▶ Directive
In the entries below, how many lines hold the string "lighting"? Give only the number.

** Begin Entries provided **

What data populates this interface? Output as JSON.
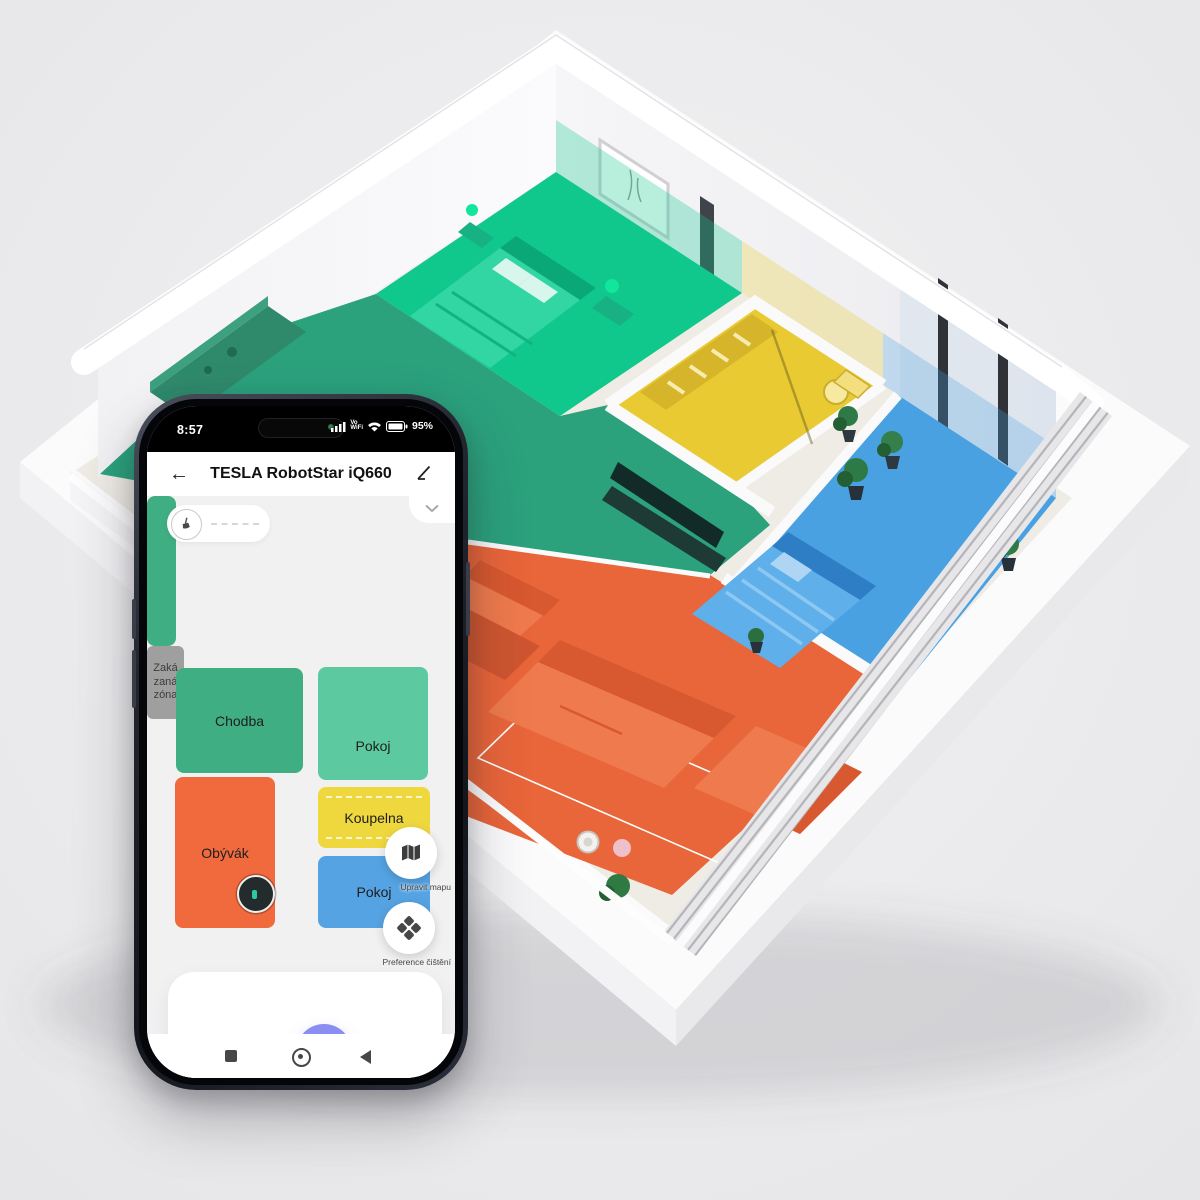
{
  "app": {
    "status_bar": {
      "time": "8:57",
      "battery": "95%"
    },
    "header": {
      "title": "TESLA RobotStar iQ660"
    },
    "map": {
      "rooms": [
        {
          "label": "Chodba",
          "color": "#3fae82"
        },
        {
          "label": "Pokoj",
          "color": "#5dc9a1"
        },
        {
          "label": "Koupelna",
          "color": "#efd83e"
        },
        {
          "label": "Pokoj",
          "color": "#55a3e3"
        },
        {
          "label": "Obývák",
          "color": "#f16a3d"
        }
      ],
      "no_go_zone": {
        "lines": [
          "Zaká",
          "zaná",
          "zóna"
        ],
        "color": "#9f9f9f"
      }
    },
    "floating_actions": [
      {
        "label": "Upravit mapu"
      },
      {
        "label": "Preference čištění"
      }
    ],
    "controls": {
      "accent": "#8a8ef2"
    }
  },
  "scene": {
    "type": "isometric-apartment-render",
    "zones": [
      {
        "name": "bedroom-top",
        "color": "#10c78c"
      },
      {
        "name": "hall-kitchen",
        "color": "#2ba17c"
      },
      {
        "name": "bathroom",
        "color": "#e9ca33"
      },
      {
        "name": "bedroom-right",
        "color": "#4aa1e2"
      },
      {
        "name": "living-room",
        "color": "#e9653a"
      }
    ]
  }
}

** End Entries provided **
** Begin Entries provided **

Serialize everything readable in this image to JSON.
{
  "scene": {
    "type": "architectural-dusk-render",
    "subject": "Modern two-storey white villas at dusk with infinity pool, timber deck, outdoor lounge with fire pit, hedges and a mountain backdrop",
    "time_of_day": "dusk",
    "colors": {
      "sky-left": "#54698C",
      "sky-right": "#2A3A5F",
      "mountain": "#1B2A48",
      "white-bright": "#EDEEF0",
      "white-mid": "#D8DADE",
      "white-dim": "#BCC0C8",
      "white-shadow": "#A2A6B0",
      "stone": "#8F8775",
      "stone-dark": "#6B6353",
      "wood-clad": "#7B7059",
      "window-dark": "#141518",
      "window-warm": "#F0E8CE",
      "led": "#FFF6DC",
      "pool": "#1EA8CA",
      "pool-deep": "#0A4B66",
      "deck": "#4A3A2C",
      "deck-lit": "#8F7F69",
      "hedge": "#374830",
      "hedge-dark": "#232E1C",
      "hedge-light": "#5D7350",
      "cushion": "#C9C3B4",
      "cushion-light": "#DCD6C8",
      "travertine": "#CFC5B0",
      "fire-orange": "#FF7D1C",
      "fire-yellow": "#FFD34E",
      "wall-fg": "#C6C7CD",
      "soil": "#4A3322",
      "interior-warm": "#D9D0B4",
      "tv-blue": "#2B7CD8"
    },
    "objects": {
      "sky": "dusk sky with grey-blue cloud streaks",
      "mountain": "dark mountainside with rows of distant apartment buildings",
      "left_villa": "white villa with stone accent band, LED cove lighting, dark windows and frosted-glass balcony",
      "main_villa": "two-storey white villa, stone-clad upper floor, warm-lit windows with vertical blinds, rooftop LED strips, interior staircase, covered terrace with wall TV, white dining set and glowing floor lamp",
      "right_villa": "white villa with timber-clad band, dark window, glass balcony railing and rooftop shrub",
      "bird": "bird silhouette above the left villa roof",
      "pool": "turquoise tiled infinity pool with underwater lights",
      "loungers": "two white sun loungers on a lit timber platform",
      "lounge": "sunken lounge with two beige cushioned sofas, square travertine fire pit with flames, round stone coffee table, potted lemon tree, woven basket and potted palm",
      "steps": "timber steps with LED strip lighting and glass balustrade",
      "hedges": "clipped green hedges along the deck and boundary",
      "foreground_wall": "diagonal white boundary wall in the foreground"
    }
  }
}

** End Entries provided **

▶ Exercise output
2